%%

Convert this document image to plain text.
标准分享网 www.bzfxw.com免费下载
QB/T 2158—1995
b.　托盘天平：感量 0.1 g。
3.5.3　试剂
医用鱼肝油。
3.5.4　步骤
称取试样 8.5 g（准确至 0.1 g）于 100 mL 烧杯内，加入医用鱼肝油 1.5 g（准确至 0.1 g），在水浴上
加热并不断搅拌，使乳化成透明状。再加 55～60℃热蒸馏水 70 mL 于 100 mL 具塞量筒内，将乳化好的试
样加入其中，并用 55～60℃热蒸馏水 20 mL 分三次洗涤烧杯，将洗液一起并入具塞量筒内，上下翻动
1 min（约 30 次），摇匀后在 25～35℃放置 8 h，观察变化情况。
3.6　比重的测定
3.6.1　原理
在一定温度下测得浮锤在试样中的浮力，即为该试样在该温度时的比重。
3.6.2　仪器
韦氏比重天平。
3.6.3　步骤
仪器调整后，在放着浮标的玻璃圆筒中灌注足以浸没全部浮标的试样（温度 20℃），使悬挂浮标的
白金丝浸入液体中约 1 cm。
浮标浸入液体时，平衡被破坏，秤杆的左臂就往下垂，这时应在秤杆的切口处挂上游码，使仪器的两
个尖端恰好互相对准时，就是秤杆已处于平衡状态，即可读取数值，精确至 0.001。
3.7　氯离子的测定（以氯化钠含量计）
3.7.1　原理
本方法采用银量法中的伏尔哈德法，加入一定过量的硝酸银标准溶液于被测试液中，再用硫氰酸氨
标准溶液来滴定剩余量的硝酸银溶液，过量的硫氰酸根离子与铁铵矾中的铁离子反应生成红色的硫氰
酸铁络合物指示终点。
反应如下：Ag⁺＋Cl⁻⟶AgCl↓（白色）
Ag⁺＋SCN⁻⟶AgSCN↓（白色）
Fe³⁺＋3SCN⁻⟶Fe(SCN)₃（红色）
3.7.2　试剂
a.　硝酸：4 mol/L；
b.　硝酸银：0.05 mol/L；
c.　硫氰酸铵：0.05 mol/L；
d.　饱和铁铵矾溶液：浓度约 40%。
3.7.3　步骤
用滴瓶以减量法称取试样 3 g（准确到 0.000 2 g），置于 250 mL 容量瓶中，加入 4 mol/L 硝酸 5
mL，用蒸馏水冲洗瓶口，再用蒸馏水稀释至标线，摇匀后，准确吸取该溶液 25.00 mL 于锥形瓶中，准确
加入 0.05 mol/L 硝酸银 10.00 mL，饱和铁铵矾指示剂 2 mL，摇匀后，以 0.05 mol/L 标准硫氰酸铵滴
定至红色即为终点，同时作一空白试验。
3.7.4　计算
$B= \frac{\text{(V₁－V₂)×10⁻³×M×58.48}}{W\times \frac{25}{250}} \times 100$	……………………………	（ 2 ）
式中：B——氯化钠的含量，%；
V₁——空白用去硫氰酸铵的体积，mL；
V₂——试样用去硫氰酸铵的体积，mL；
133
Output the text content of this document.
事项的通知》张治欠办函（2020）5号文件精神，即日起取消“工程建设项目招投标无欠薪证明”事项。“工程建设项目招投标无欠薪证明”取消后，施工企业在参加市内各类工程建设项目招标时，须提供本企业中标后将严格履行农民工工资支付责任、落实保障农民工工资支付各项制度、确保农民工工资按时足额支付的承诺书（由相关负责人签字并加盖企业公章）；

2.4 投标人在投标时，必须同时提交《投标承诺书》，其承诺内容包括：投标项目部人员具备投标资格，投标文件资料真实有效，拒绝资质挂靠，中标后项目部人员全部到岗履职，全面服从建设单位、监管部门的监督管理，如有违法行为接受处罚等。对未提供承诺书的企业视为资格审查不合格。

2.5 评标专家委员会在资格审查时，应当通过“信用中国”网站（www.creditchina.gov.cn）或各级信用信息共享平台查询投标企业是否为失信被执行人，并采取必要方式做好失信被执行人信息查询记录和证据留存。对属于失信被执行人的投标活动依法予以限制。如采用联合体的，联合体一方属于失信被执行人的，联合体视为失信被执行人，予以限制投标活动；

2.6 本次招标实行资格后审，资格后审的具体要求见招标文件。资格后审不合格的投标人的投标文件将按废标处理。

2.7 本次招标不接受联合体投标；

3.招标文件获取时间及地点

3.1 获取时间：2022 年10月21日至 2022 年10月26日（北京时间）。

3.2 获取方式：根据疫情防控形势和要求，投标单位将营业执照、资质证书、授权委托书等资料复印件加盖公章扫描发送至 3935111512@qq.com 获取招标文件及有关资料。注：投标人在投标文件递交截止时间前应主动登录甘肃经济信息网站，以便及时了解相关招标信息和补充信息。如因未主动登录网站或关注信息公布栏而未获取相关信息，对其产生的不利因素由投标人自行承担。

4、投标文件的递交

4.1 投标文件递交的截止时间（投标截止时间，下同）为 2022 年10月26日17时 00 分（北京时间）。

%%

**Given task:** From the data above, copy each line that holds "this".

**Solution to the exercise:**
Convert this document image to plain text.
Output the text content of this document.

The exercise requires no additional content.